== Prompt ==
Where the string "JSON" occurs in the material below, report the whole line.

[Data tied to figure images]
--- --- ---

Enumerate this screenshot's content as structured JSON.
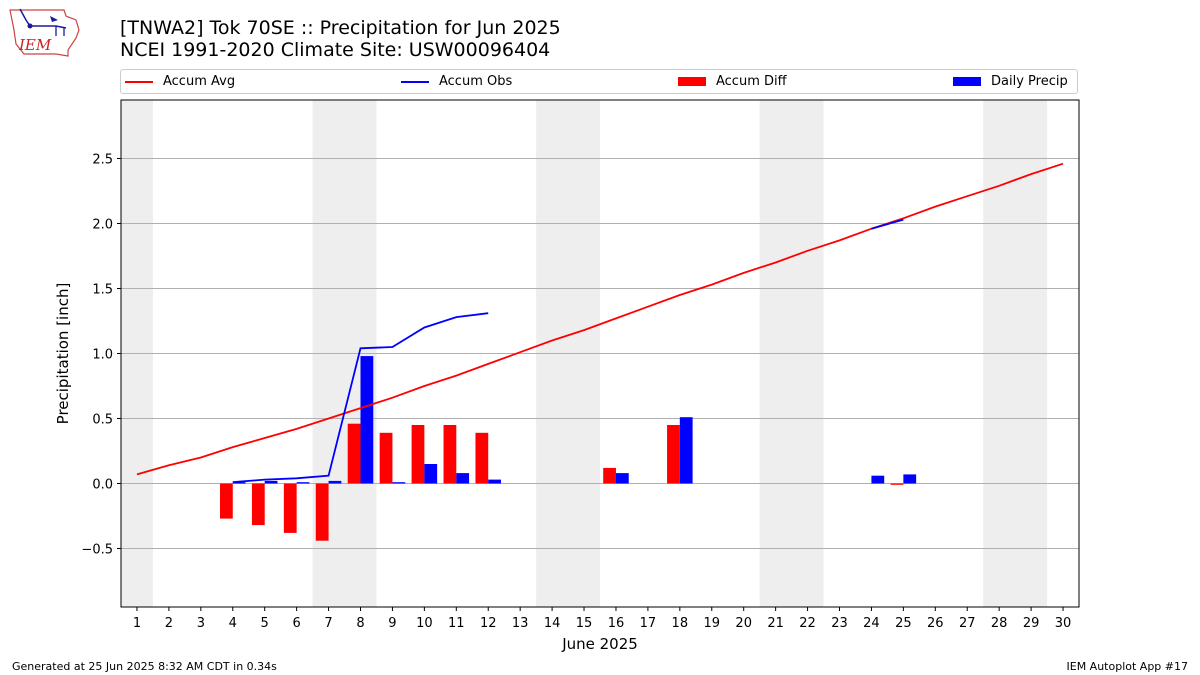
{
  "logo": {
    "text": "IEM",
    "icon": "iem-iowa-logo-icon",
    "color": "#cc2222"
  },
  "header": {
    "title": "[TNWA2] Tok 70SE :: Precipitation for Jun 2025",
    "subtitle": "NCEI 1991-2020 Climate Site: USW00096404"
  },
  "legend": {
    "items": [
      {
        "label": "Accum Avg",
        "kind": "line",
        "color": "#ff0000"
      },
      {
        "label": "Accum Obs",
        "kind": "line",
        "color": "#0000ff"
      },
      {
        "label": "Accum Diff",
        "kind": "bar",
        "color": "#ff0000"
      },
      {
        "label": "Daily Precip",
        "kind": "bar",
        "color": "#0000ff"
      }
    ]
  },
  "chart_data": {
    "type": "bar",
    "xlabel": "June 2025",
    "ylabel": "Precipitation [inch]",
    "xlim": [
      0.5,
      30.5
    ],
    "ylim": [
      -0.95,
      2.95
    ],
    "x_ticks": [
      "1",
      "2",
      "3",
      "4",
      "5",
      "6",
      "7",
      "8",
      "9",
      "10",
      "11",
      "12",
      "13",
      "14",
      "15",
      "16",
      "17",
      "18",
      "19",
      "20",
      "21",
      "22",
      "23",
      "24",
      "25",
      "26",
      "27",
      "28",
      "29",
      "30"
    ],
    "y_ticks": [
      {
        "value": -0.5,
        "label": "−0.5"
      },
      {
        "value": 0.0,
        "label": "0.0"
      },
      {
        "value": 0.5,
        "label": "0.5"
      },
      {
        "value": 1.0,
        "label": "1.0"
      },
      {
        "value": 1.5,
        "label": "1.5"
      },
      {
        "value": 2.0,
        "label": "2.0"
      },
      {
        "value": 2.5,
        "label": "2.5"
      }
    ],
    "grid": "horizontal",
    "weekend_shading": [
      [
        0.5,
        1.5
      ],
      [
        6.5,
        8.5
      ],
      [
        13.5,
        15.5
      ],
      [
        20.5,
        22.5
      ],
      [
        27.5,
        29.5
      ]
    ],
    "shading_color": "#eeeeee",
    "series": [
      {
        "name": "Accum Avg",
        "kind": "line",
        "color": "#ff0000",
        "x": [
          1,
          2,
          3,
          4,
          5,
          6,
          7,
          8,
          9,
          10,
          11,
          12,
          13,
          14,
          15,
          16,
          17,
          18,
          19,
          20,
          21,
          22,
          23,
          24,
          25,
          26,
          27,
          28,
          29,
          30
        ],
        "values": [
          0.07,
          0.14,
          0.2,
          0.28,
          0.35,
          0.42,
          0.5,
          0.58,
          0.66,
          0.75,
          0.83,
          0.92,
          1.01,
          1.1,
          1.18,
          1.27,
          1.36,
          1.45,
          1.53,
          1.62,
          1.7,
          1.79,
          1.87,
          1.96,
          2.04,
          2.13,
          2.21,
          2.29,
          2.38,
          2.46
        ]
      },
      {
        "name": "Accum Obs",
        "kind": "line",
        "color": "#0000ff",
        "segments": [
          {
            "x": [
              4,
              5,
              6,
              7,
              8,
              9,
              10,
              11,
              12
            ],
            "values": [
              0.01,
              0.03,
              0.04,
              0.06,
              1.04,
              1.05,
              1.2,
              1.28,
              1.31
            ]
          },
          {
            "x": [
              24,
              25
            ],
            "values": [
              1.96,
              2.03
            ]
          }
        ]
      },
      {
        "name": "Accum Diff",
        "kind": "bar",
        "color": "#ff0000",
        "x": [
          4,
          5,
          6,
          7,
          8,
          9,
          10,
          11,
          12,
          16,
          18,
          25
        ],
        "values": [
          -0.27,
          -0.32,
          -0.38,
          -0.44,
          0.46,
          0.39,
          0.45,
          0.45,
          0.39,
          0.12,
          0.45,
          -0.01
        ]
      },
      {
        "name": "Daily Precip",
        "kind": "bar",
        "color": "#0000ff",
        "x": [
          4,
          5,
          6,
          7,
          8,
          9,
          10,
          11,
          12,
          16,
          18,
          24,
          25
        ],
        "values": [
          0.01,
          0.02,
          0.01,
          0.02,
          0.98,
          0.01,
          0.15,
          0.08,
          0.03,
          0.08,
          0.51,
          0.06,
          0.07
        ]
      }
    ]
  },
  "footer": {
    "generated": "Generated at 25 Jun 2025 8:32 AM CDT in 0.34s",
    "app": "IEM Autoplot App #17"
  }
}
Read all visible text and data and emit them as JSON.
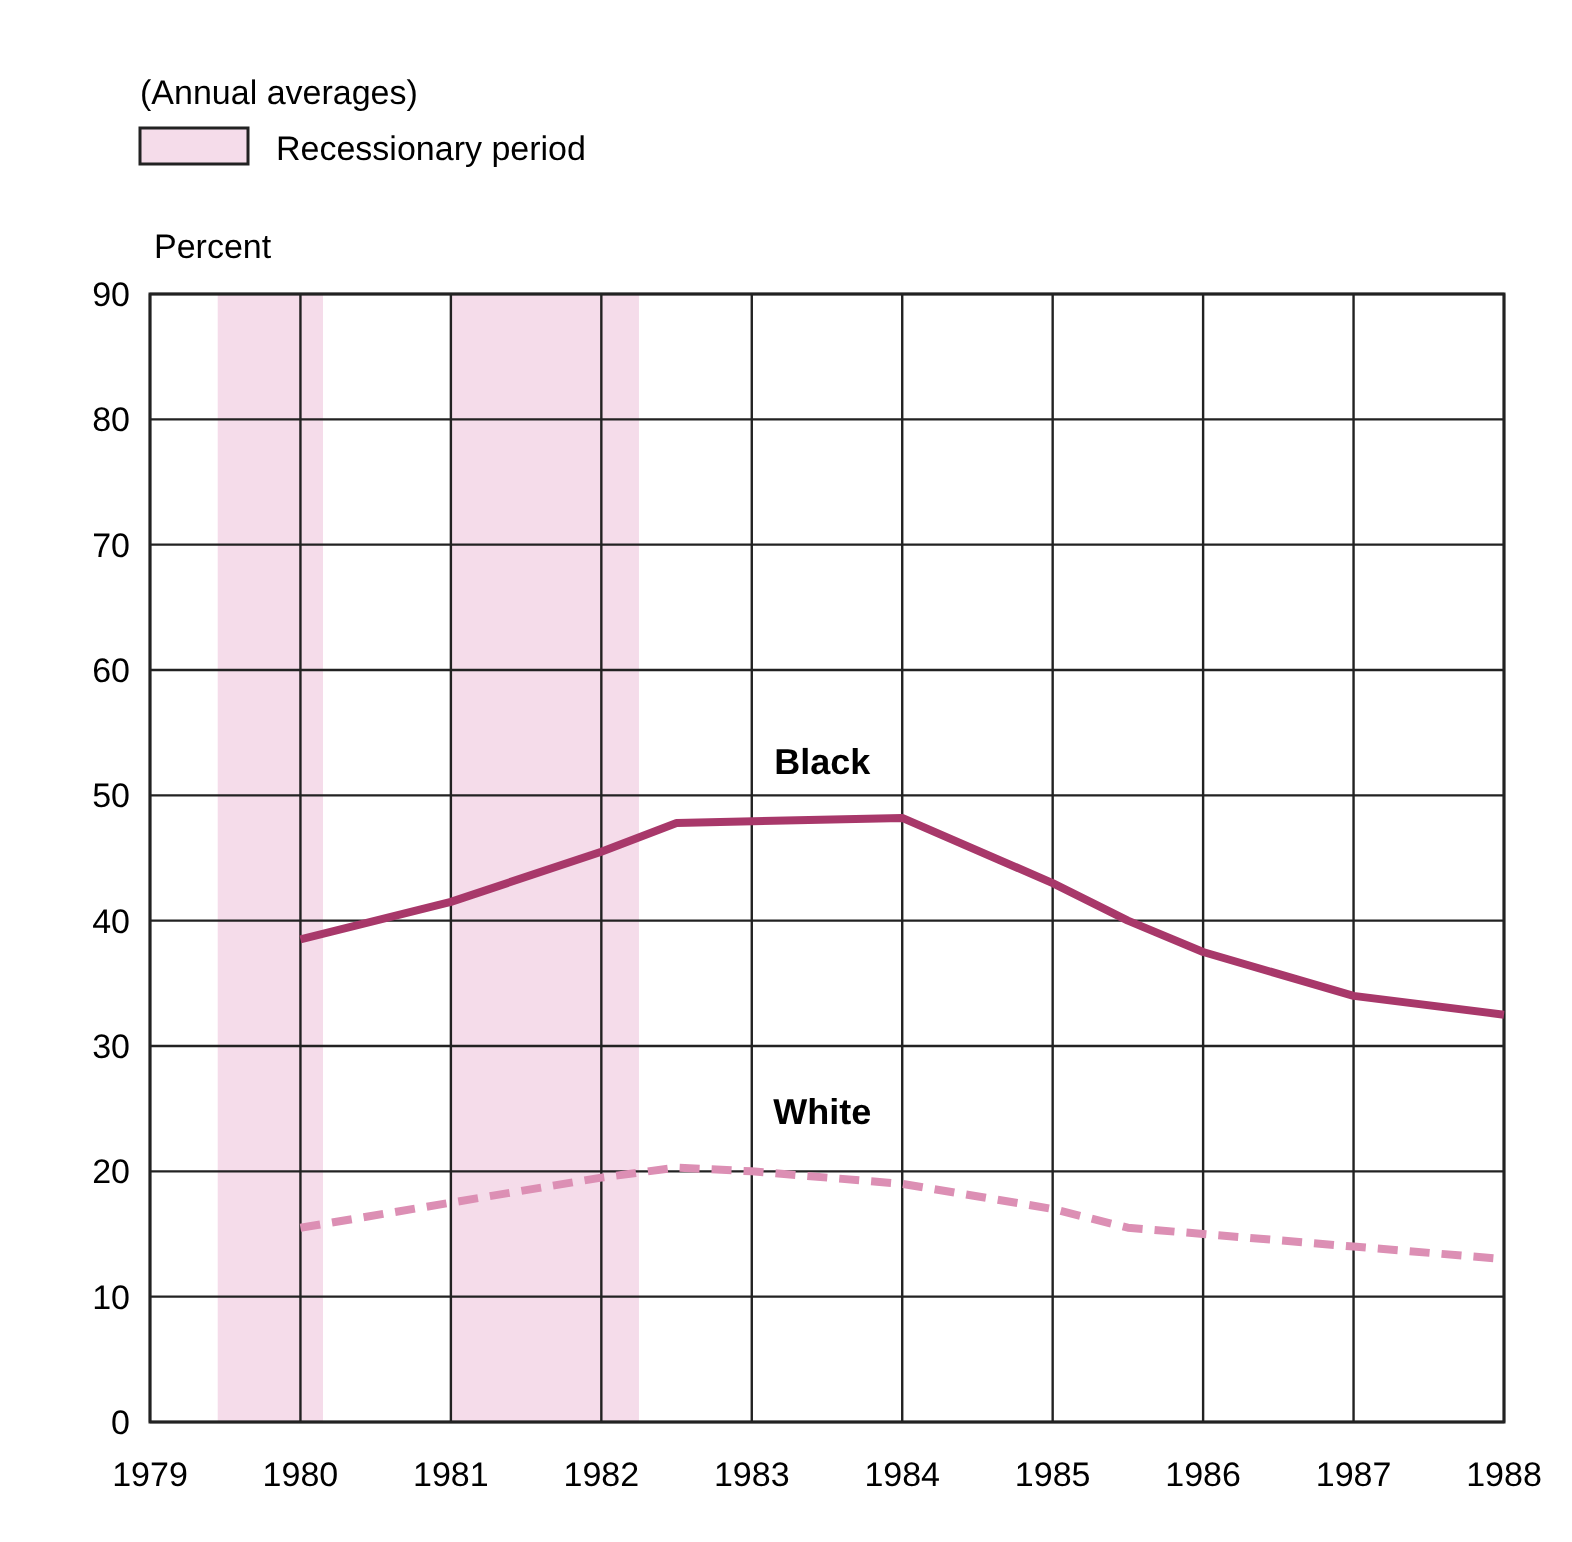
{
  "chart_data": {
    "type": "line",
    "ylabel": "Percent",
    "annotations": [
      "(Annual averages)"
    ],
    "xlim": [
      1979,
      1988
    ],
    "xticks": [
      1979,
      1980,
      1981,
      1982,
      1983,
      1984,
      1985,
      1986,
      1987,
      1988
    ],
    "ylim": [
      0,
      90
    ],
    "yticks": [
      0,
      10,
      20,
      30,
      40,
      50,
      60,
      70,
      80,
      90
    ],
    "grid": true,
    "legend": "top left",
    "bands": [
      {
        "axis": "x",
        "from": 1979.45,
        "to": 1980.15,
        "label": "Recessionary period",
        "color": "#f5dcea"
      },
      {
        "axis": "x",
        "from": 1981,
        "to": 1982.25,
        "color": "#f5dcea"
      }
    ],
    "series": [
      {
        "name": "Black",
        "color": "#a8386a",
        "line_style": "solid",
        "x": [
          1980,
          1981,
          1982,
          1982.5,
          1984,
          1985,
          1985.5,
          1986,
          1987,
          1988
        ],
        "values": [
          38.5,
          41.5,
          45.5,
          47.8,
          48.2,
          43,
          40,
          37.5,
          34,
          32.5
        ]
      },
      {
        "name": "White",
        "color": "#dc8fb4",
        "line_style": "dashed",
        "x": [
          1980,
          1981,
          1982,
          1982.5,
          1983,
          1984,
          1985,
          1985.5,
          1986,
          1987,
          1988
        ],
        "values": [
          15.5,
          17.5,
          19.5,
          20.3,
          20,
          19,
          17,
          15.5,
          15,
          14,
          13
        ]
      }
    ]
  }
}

--- --- ---

== Finished answer ==
Enumerate this screenshot's content as structured JSON.
Read all visible text and data and emit them as JSON.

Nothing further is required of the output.